═══ Data shown ═══
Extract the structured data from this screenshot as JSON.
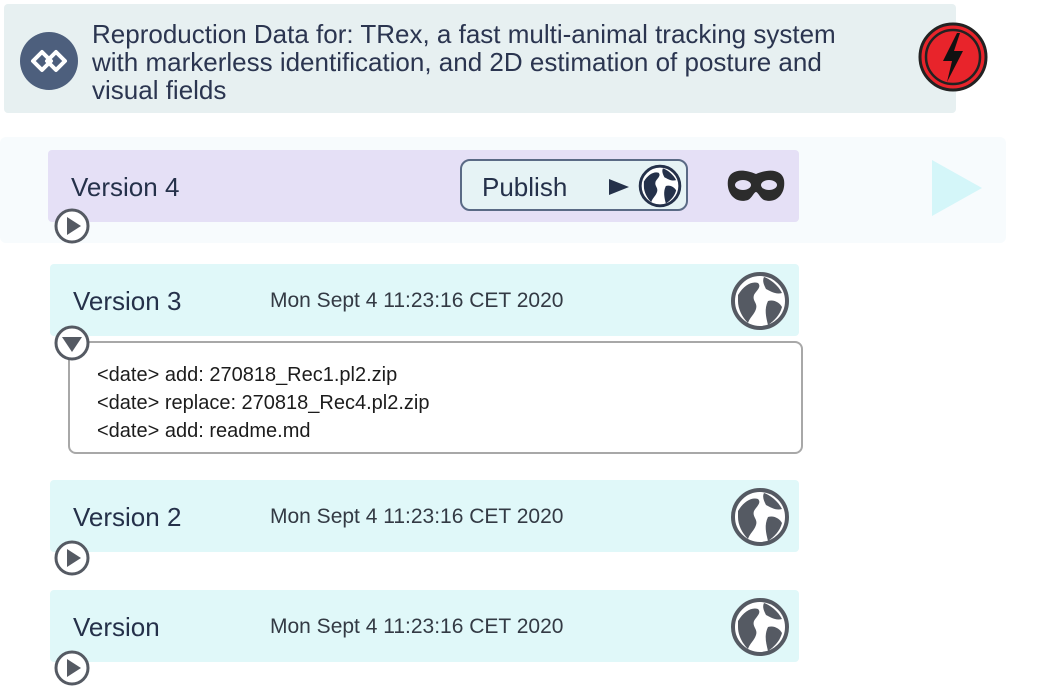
{
  "header": {
    "title": "Reproduction Data for: TRex, a fast multi-animal tracking system with markerless identification, and 2D estimation of posture and visual fields",
    "logo_icon": "dataset-logo-icon",
    "alert_icon": "lightning-alert-icon"
  },
  "colors": {
    "header_bg": "#e7f0f1",
    "current_version_bg": "#e5e0f6",
    "version_bg": "#e0f8f9",
    "icon_dark": "#555a63",
    "alert_red": "#e8242b",
    "next_arrow": "#d4f6f9"
  },
  "current_version": {
    "name": "Version 4",
    "publish_label": "Publish",
    "publish_arrow_icon": "play-right-icon",
    "publish_globe_icon": "globe-icon",
    "private_icon": "mask-icon",
    "toggle_icon": "play-right-circle-icon",
    "expanded": false
  },
  "next_icon": "next-arrow-icon",
  "versions": [
    {
      "name": "Version 3",
      "date": "Mon Sept 4 11:23:16 CET 2020",
      "status_icon": "globe-icon",
      "toggle_icon": "chevron-down-circle-icon",
      "expanded": true,
      "changes": [
        "<date> add: 270818_Rec1.pl2.zip",
        "<date> replace: 270818_Rec4.pl2.zip",
        "<date> add: readme.md"
      ]
    },
    {
      "name": "Version 2",
      "date": "Mon Sept 4 11:23:16 CET 2020",
      "status_icon": "globe-icon",
      "toggle_icon": "play-right-circle-icon",
      "expanded": false
    },
    {
      "name": "Version",
      "date": "Mon Sept 4 11:23:16 CET 2020",
      "status_icon": "globe-icon",
      "toggle_icon": "play-right-circle-icon",
      "expanded": false
    }
  ]
}
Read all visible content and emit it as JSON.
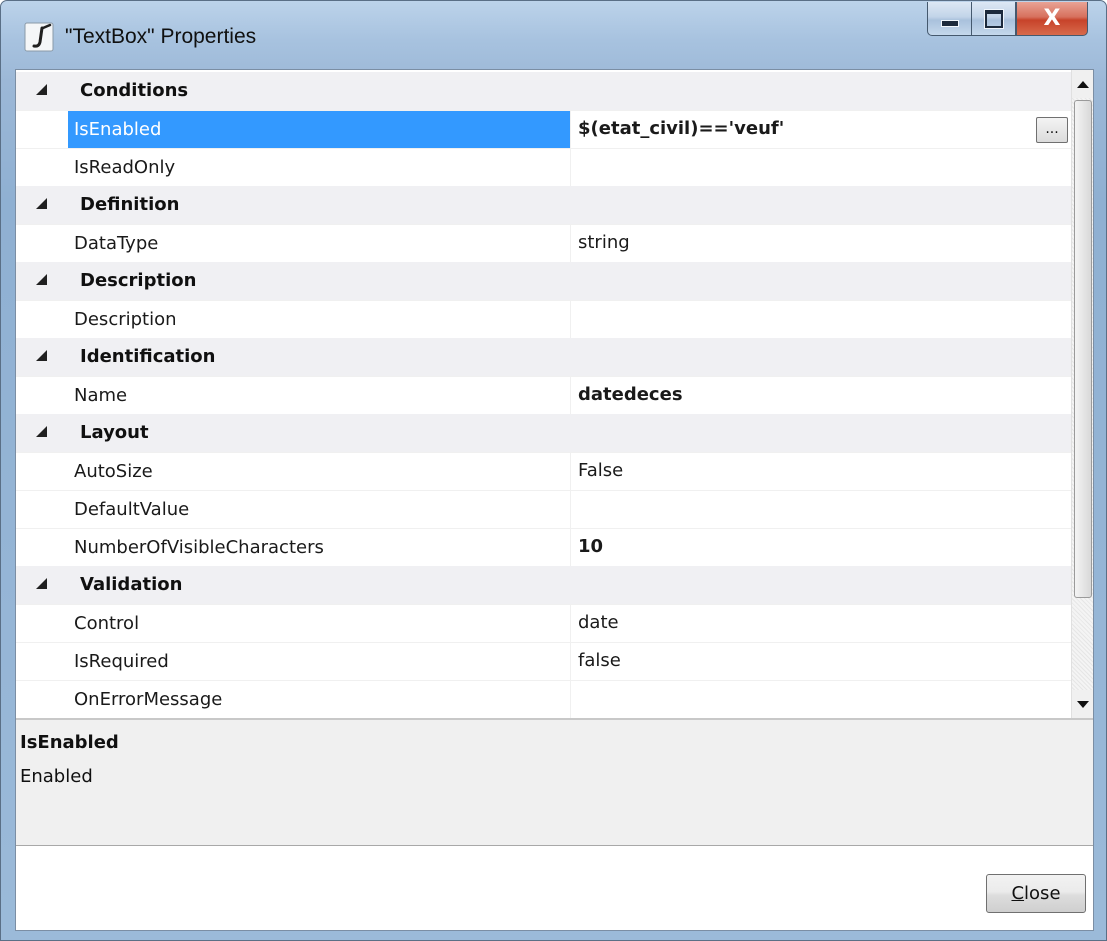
{
  "window": {
    "title": "\"TextBox\" Properties",
    "close_glyph": "X",
    "icon": "script-j-icon"
  },
  "grid": {
    "rows": [
      {
        "kind": "category",
        "label": "Conditions"
      },
      {
        "kind": "property",
        "name": "IsEnabled",
        "value": "$(etat_civil)=='veuf'",
        "bold": true,
        "selected": true,
        "has_button": true
      },
      {
        "kind": "property",
        "name": "IsReadOnly",
        "value": ""
      },
      {
        "kind": "category",
        "label": "Definition"
      },
      {
        "kind": "property",
        "name": "DataType",
        "value": "string"
      },
      {
        "kind": "category",
        "label": "Description"
      },
      {
        "kind": "property",
        "name": "Description",
        "value": ""
      },
      {
        "kind": "category",
        "label": "Identification"
      },
      {
        "kind": "property",
        "name": "Name",
        "value": "datedeces",
        "bold": true
      },
      {
        "kind": "category",
        "label": "Layout"
      },
      {
        "kind": "property",
        "name": "AutoSize",
        "value": "False"
      },
      {
        "kind": "property",
        "name": "DefaultValue",
        "value": ""
      },
      {
        "kind": "property",
        "name": "NumberOfVisibleCharacters",
        "value": "10",
        "bold": true
      },
      {
        "kind": "category",
        "label": "Validation"
      },
      {
        "kind": "property",
        "name": "Control",
        "value": "date"
      },
      {
        "kind": "property",
        "name": "IsRequired",
        "value": "false"
      },
      {
        "kind": "property",
        "name": "OnErrorMessage",
        "value": ""
      }
    ],
    "ellipsis_label": "..."
  },
  "description": {
    "title": "IsEnabled",
    "text": "Enabled"
  },
  "footer": {
    "close_accel": "C",
    "close_rest": "lose"
  }
}
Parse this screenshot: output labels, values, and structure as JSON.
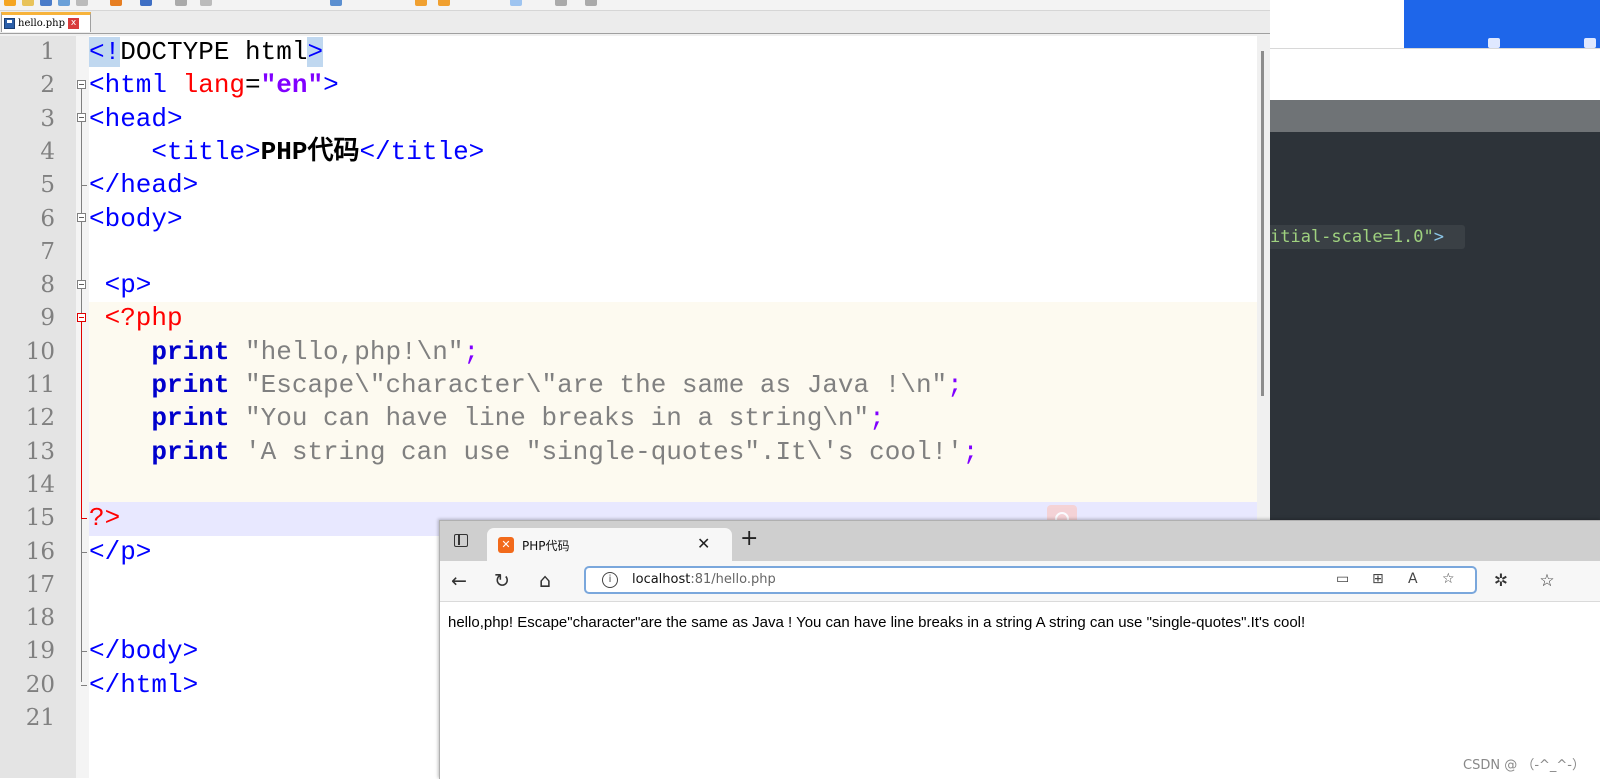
{
  "editor": {
    "file_tab": "hello.php",
    "close": "x",
    "line_numbers": [
      "1",
      "2",
      "3",
      "4",
      "5",
      "6",
      "7",
      "8",
      "9",
      "10",
      "11",
      "12",
      "13",
      "14",
      "15",
      "16",
      "17",
      "18",
      "19",
      "20",
      "21"
    ],
    "code": {
      "l1": {
        "a": "<!",
        "b": "DOCTYPE html",
        "c": ">"
      },
      "l2": {
        "a": "<html ",
        "b": "lang",
        "c": "=",
        "d": "\"en\"",
        "e": ">"
      },
      "l3": "<head>",
      "l4": {
        "a": "    <title>",
        "b": "PHP代码",
        "c": "</title>"
      },
      "l5": "</head>",
      "l6": "<body>",
      "l8": " <p>",
      "l9": " <?php",
      "l10": {
        "kw": "    print ",
        "s": "\"hello,php!\\n\"",
        "sc": ";"
      },
      "l11": {
        "kw": "    print ",
        "s": "\"Escape\\\"character\\\"are the same as Java !\\n\"",
        "sc": ";"
      },
      "l12": {
        "kw": "    print ",
        "s": "\"You can have line breaks in a string\\n\"",
        "sc": ";"
      },
      "l13": {
        "kw": "    print ",
        "s": "'A string can use \"single-quotes\".It\\'s cool!'",
        "sc": ";"
      },
      "l15": "?>",
      "l16": "</p>",
      "l19": "</body>",
      "l20": "</html>"
    }
  },
  "background": {
    "code_snippet": "itial-scale=1.0\"",
    "code_snippet_end": ">"
  },
  "browser": {
    "tab_title": "PHP代码",
    "tab_close": "✕",
    "new_tab": "+",
    "back": "←",
    "reload": "↻",
    "home": "⌂",
    "info": "i",
    "url_host": "localhost",
    "url_path": ":81/hello.php",
    "page_text": "hello,php! Escape\"character\"are the same as Java ! You can have line breaks in a string A string can use \"single-quotes\".It's cool!"
  },
  "watermark": "CSDN @ （-^_^-）"
}
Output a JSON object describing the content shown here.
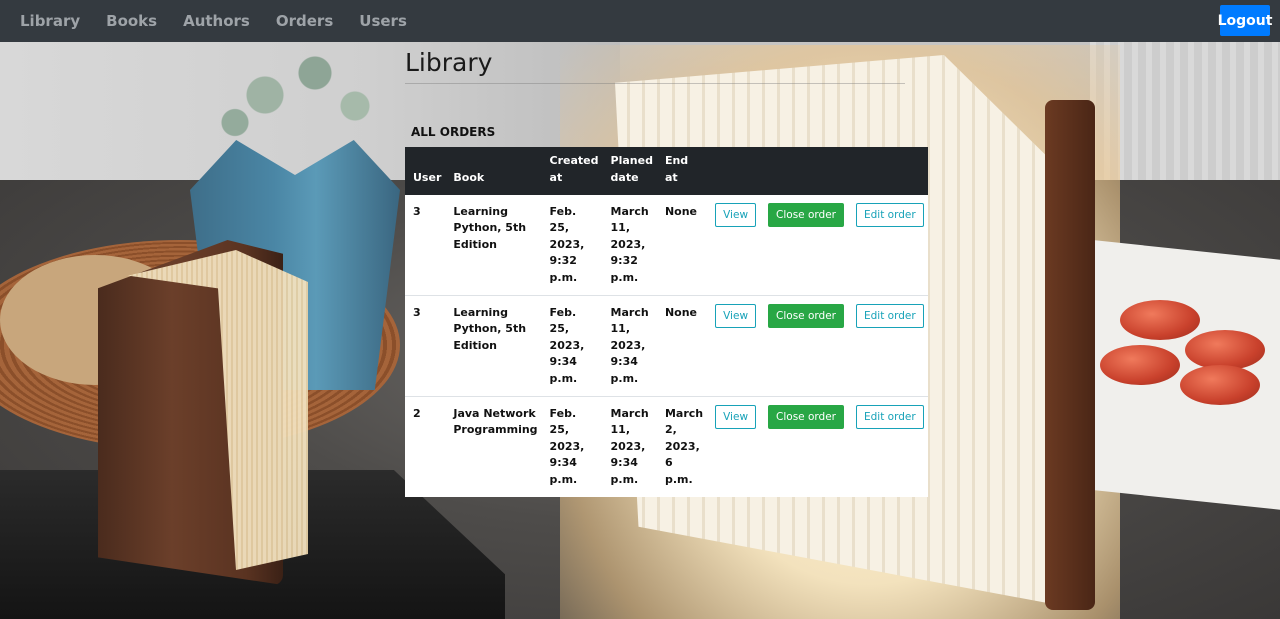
═══
* _Work to be completed_
Retype the whole listing, keeping every line identical and omitting all pictures.

* _Problem solution_
Extract the structured data from this screenshot as JSON.
{
  "header": {
    "title": "Reproduction Data for: TRex, a fast multi-animal tracking system with markerless identification, and 2D estimation of posture and visual fields",
    "logo_icon": "dataset-logo-icon",
    "alert_icon": "lightning-alert-icon"
  },
  "colors": {
    "header_bg": "#e7f0f1",
    "current_version_bg": "#e5e0f6",
    "version_bg": "#e0f8f9",
    "icon_dark": "#555a63",
    "alert_red": "#e8242b",
    "next_arrow": "#d4f6f9"
  },
  "current_version": {
    "name": "Version 4",
    "publish_label": "Publish",
    "publish_arrow_icon": "play-right-icon",
    "publish_globe_icon": "globe-icon",
    "private_icon": "mask-icon",
    "toggle_icon": "play-right-circle-icon",
    "expanded": false
  },
  "next_icon": "next-arrow-icon",
  "versions": [
    {
      "name": "Version 3",
      "date": "Mon Sept 4 11:23:16 CET 2020",
      "status_icon": "globe-icon",
      "toggle_icon": "chevron-down-circle-icon",
      "expanded": true,
      "changes": [
        "<date> add: 270818_Rec1.pl2.zip",
        "<date> replace: 270818_Rec4.pl2.zip",
        "<date> add: readme.md"
      ]
    },
    {
      "name": "Version 2",
      "date": "Mon Sept 4 11:23:16 CET 2020",
      "status_icon": "globe-icon",
      "toggle_icon": "play-right-circle-icon",
      "expanded": false
    },
    {
      "name": "Version",
      "date": "Mon Sept 4 11:23:16 CET 2020",
      "status_icon": "globe-icon",
      "toggle_icon": "play-right-circle-icon",
      "expanded": false
    }
  ]
}
Read all visible content and emit it as JSON.
{
  "window": {
    "title": "\"TextBox\" Properties",
    "close_glyph": "X",
    "icon": "script-j-icon"
  },
  "grid": {
    "rows": [
      {
        "kind": "category",
        "label": "Conditions"
      },
      {
        "kind": "property",
        "name": "IsEnabled",
        "value": "$(etat_civil)=='veuf'",
        "bold": true,
        "selected": true,
        "has_button": true
      },
      {
        "kind": "property",
        "name": "IsReadOnly",
        "value": ""
      },
      {
        "kind": "category",
        "label": "Definition"
      },
      {
        "kind": "property",
        "name": "DataType",
        "value": "string"
      },
      {
        "kind": "category",
        "label": "Description"
      },
      {
        "kind": "property",
        "name": "Description",
        "value": ""
      },
      {
        "kind": "category",
        "label": "Identification"
      },
      {
        "kind": "property",
        "name": "Name",
        "value": "datedeces",
        "bold": true
      },
      {
        "kind": "category",
        "label": "Layout"
      },
      {
        "kind": "property",
        "name": "AutoSize",
        "value": "False"
      },
      {
        "kind": "property",
        "name": "DefaultValue",
        "value": ""
      },
      {
        "kind": "property",
        "name": "NumberOfVisibleCharacters",
        "value": "10",
        "bold": true
      },
      {
        "kind": "category",
        "label": "Validation"
      },
      {
        "kind": "property",
        "name": "Control",
        "value": "date"
      },
      {
        "kind": "property",
        "name": "IsRequired",
        "value": "false"
      },
      {
        "kind": "property",
        "name": "OnErrorMessage",
        "value": ""
      }
    ],
    "ellipsis_label": "..."
  },
  "description": {
    "title": "IsEnabled",
    "text": "Enabled"
  },
  "footer": {
    "close_accel": "C",
    "close_rest": "lose"
  }
}
Parse this screenshot: output labels, values, and structure as JSON.
{
  "editor": {
    "file_tab": "hello.php",
    "close": "x",
    "line_numbers": [
      "1",
      "2",
      "3",
      "4",
      "5",
      "6",
      "7",
      "8",
      "9",
      "10",
      "11",
      "12",
      "13",
      "14",
      "15",
      "16",
      "17",
      "18",
      "19",
      "20",
      "21"
    ],
    "code": {
      "l1": {
        "a": "<!",
        "b": "DOCTYPE html",
        "c": ">"
      },
      "l2": {
        "a": "<html ",
        "b": "lang",
        "c": "=",
        "d": "\"en\"",
        "e": ">"
      },
      "l3": "<head>",
      "l4": {
        "a": "    <title>",
        "b": "PHP代码",
        "c": "</title>"
      },
      "l5": "</head>",
      "l6": "<body>",
      "l8": " <p>",
      "l9": " <?php",
      "l10": {
        "kw": "    print ",
        "s": "\"hello,php!\\n\"",
        "sc": ";"
      },
      "l11": {
        "kw": "    print ",
        "s": "\"Escape\\\"character\\\"are the same as Java !\\n\"",
        "sc": ";"
      },
      "l12": {
        "kw": "    print ",
        "s": "\"You can have line breaks in a string\\n\"",
        "sc": ";"
      },
      "l13": {
        "kw": "    print ",
        "s": "'A string can use \"single-quotes\".It\\'s cool!'",
        "sc": ";"
      },
      "l15": "?>",
      "l16": "</p>",
      "l19": "</body>",
      "l20": "</html>"
    }
  },
  "background": {
    "code_snippet": "itial-scale=1.0\"",
    "code_snippet_end": ">"
  },
  "browser": {
    "tab_title": "PHP代码",
    "tab_close": "✕",
    "new_tab": "+",
    "back": "←",
    "reload": "↻",
    "home": "⌂",
    "info": "i",
    "url_host": "localhost",
    "url_path": ":81/hello.php",
    "page_text": "hello,php! Escape\"character\"are the same as Java ! You can have line breaks in a string A string can use \"single-quotes\".It's cool!"
  },
  "watermark": "CSDN @ （-^_^-）"
}
Output a JSON object describing the content shown here.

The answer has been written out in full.